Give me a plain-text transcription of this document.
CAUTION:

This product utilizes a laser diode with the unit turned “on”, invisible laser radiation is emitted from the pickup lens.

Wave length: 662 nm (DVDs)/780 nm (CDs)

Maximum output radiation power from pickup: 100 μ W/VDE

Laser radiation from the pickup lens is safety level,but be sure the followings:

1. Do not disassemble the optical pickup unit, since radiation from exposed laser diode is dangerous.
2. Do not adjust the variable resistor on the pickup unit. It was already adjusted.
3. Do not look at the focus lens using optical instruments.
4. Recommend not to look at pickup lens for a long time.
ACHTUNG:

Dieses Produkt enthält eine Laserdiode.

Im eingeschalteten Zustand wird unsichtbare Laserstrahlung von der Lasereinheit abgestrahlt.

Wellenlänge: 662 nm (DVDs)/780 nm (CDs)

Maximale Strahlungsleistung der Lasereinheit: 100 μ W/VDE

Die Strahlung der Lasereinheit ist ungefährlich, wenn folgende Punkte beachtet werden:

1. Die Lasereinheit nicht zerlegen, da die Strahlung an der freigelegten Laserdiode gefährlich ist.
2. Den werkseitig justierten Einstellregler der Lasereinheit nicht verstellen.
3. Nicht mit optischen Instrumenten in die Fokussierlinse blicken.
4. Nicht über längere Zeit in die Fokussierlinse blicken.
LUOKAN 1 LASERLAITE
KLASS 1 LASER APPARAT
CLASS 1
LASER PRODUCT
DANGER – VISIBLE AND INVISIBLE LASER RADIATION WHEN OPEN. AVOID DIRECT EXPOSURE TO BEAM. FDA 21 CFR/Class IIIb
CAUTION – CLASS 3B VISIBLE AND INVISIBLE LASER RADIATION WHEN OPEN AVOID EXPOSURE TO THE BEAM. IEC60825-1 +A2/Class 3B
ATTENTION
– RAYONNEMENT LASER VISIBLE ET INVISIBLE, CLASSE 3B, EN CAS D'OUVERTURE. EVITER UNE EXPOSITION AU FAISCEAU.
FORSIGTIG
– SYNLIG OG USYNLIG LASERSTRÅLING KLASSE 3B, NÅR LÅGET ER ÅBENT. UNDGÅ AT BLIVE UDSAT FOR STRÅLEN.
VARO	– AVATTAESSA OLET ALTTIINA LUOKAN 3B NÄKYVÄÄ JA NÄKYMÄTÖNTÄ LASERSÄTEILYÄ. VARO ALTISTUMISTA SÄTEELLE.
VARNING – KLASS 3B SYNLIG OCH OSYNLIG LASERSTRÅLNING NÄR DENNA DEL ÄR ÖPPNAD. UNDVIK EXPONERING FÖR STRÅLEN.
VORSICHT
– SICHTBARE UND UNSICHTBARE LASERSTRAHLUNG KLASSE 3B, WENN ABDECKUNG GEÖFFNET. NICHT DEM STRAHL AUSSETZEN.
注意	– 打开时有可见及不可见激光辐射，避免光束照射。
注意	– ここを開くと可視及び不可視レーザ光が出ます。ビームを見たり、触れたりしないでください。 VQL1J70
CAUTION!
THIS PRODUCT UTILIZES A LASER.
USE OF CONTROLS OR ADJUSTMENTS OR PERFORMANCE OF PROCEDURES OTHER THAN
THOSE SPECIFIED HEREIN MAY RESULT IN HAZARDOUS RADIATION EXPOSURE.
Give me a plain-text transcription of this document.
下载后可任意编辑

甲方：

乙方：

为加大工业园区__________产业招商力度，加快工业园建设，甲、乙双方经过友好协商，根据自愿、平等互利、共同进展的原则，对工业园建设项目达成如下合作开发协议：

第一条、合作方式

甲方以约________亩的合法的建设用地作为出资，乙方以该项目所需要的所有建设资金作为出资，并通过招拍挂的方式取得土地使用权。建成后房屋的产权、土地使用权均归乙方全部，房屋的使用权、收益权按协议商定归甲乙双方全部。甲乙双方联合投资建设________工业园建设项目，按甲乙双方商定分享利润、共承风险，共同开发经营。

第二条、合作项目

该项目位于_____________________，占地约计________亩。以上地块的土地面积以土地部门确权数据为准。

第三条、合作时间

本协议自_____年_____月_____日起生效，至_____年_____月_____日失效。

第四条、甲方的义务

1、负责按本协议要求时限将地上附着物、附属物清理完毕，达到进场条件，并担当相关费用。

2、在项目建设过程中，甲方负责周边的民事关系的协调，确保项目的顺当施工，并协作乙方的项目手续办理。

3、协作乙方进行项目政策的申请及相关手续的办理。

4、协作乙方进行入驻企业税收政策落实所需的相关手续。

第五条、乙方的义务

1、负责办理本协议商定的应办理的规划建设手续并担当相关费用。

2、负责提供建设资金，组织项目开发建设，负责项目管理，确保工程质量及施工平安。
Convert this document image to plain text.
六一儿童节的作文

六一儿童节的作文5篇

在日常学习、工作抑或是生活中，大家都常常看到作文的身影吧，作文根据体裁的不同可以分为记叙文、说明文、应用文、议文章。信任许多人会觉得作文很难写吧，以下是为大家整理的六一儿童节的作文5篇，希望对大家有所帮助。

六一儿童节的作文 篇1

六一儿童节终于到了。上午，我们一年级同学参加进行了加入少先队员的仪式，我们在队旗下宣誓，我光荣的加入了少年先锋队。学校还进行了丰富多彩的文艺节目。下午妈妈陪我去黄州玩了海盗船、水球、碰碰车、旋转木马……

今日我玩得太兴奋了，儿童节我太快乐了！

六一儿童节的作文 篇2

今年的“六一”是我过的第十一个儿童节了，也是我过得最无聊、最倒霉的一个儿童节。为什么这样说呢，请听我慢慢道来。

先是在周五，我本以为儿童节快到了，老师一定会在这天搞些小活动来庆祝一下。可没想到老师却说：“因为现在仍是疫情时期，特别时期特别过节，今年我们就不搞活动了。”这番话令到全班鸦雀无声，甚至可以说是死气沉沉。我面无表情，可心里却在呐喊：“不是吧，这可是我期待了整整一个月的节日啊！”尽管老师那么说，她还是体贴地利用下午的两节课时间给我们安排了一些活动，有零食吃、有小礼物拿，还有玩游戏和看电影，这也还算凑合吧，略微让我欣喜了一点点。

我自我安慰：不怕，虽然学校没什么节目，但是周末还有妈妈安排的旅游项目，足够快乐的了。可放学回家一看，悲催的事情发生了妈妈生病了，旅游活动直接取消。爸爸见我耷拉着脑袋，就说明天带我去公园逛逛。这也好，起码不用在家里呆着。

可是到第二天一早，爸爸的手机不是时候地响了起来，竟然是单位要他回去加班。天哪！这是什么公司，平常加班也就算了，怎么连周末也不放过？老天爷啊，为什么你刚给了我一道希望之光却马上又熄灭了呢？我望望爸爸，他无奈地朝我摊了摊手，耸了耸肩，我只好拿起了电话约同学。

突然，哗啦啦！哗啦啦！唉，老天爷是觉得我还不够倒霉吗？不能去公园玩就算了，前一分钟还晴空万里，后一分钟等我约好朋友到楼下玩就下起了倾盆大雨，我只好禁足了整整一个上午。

▶ _Exercise description_:
Exactly as they are written, print the entries again.

▶ _Result for this exercise_:
Give me a plain-text transcription of this document.
CAUTION:

This product utilizes a laser diode with the unit turned “on”, invisible laser radiation is emitted from the pickup lens.

Wave length: 662 nm (DVDs)/780 nm (CDs)

Maximum output radiation power from pickup: 100 μ W/VDE

Laser radiation from the pickup lens is safety level,but be sure the followings:

1. Do not disassemble the optical pickup unit, since radiation from exposed laser diode is dangerous.
2. Do not adjust the variable resistor on the pickup unit. It was already adjusted.
3. Do not look at the focus lens using optical instruments.
4. Recommend not to look at pickup lens for a long time.
ACHTUNG:

Dieses Produkt enthält eine Laserdiode.

Im eingeschalteten Zustand wird unsichtbare Laserstrahlung von der Lasereinheit abgestrahlt.

Wellenlänge: 662 nm (DVDs)/780 nm (CDs)

Maximale Strahlungsleistung der Lasereinheit: 100 μ W/VDE

Die Strahlung der Lasereinheit ist ungefährlich, wenn folgende Punkte beachtet werden:

1. Die Lasereinheit nicht zerlegen, da die Strahlung an der freigelegten Laserdiode gefährlich ist.
2. Den werkseitig justierten Einstellregler der Lasereinheit nicht verstellen.
3. Nicht mit optischen Instrumenten in die Fokussierlinse blicken.
4. Nicht über längere Zeit in die Fokussierlinse blicken.
LUOKAN 1 LASERLAITE
KLASS 1 LASER APPARAT
CLASS 1
LASER PRODUCT
DANGER – VISIBLE AND INVISIBLE LASER RADIATION WHEN OPEN. AVOID DIRECT EXPOSURE TO BEAM. FDA 21 CFR/Class IIIb
CAUTION – CLASS 3B VISIBLE AND INVISIBLE LASER RADIATION WHEN OPEN AVOID EXPOSURE TO THE BEAM. IEC60825-1 +A2/Class 3B
ATTENTION
– RAYONNEMENT LASER VISIBLE ET INVISIBLE, CLASSE 3B, EN CAS D'OUVERTURE. EVITER UNE EXPOSITION AU FAISCEAU.
FORSIGTIG
– SYNLIG OG USYNLIG LASERSTRÅLING KLASSE 3B, NÅR LÅGET ER ÅBENT. UNDGÅ AT BLIVE UDSAT FOR STRÅLEN.
VARO	– AVATTAESSA OLET ALTTIINA LUOKAN 3B NÄKYVÄÄ JA NÄKYMÄTÖNTÄ LASERSÄTEILYÄ. VARO ALTISTUMISTA SÄTEELLE.
VARNING – KLASS 3B SYNLIG OCH OSYNLIG LASERSTRÅLNING NÄR DENNA DEL ÄR ÖPPNAD. UNDVIK EXPONERING FÖR STRÅLEN.
VORSICHT
– SICHTBARE UND UNSICHTBARE LASERSTRAHLUNG KLASSE 3B, WENN ABDECKUNG GEÖFFNET. NICHT DEM STRAHL AUSSETZEN.
注意	– 打开时有可见及不可见激光辐射，避免光束照射。
注意	– ここを開くと可視及び不可視レーザ光が出ます。ビームを見たり、触れたりしないでください。 VQL1J70
CAUTION!
THIS PRODUCT UTILIZES A LASER.
USE OF CONTROLS OR ADJUSTMENTS OR PERFORMANCE OF PROCEDURES OTHER THAN
THOSE SPECIFIED HEREIN MAY RESULT IN HAZARDOUS RADIATION EXPOSURE.
Give me a plain-text transcription of this document.
下载后可任意编辑

甲方：

乙方：

为加大工业园区__________产业招商力度，加快工业园建设，甲、乙双方经过友好协商，根据自愿、平等互利、共同进展的原则，对工业园建设项目达成如下合作开发协议：

第一条、合作方式

甲方以约________亩的合法的建设用地作为出资，乙方以该项目所需要的所有建设资金作为出资，并通过招拍挂的方式取得土地使用权。建成后房屋的产权、土地使用权均归乙方全部，房屋的使用权、收益权按协议商定归甲乙双方全部。甲乙双方联合投资建设________工业园建设项目，按甲乙双方商定分享利润、共承风险，共同开发经营。

第二条、合作项目

该项目位于_____________________，占地约计________亩。以上地块的土地面积以土地部门确权数据为准。

第三条、合作时间

本协议自_____年_____月_____日起生效，至_____年_____月_____日失效。

第四条、甲方的义务

1、负责按本协议要求时限将地上附着物、附属物清理完毕，达到进场条件，并担当相关费用。

2、在项目建设过程中，甲方负责周边的民事关系的协调，确保项目的顺当施工，并协作乙方的项目手续办理。

3、协作乙方进行项目政策的申请及相关手续的办理。

4、协作乙方进行入驻企业税收政策落实所需的相关手续。

第五条、乙方的义务

1、负责办理本协议商定的应办理的规划建设手续并担当相关费用。

2、负责提供建设资金，组织项目开发建设，负责项目管理，确保工程质量及施工平安。
Convert this document image to plain text.
六一儿童节的作文

六一儿童节的作文5篇

在日常学习、工作抑或是生活中，大家都常常看到作文的身影吧，作文根据体裁的不同可以分为记叙文、说明文、应用文、议文章。信任许多人会觉得作文很难写吧，以下是为大家整理的六一儿童节的作文5篇，希望对大家有所帮助。

六一儿童节的作文 篇1

六一儿童节终于到了。上午，我们一年级同学参加进行了加入少先队员的仪式，我们在队旗下宣誓，我光荣的加入了少年先锋队。学校还进行了丰富多彩的文艺节目。下午妈妈陪我去黄州玩了海盗船、水球、碰碰车、旋转木马……

今日我玩得太兴奋了，儿童节我太快乐了！

六一儿童节的作文 篇2

今年的“六一”是我过的第十一个儿童节了，也是我过得最无聊、最倒霉的一个儿童节。为什么这样说呢，请听我慢慢道来。

先是在周五，我本以为儿童节快到了，老师一定会在这天搞些小活动来庆祝一下。可没想到老师却说：“因为现在仍是疫情时期，特别时期特别过节，今年我们就不搞活动了。”这番话令到全班鸦雀无声，甚至可以说是死气沉沉。我面无表情，可心里却在呐喊：“不是吧，这可是我期待了整整一个月的节日啊！”尽管老师那么说，她还是体贴地利用下午的两节课时间给我们安排了一些活动，有零食吃、有小礼物拿，还有玩游戏和看电影，这也还算凑合吧，略微让我欣喜了一点点。

我自我安慰：不怕，虽然学校没什么节目，但是周末还有妈妈安排的旅游项目，足够快乐的了。可放学回家一看，悲催的事情发生了妈妈生病了，旅游活动直接取消。爸爸见我耷拉着脑袋，就说明天带我去公园逛逛。这也好，起码不用在家里呆着。

可是到第二天一早，爸爸的手机不是时候地响了起来，竟然是单位要他回去加班。天哪！这是什么公司，平常加班也就算了，怎么连周末也不放过？老天爷啊，为什么你刚给了我一道希望之光却马上又熄灭了呢？我望望爸爸，他无奈地朝我摊了摊手，耸了耸肩，我只好拿起了电话约同学。

突然，哗啦啦！哗啦啦！唉，老天爷是觉得我还不够倒霉吗？不能去公园玩就算了，前一分钟还晴空万里，后一分钟等我约好朋友到楼下玩就下起了倾盆大雨，我只好禁足了整整一个上午。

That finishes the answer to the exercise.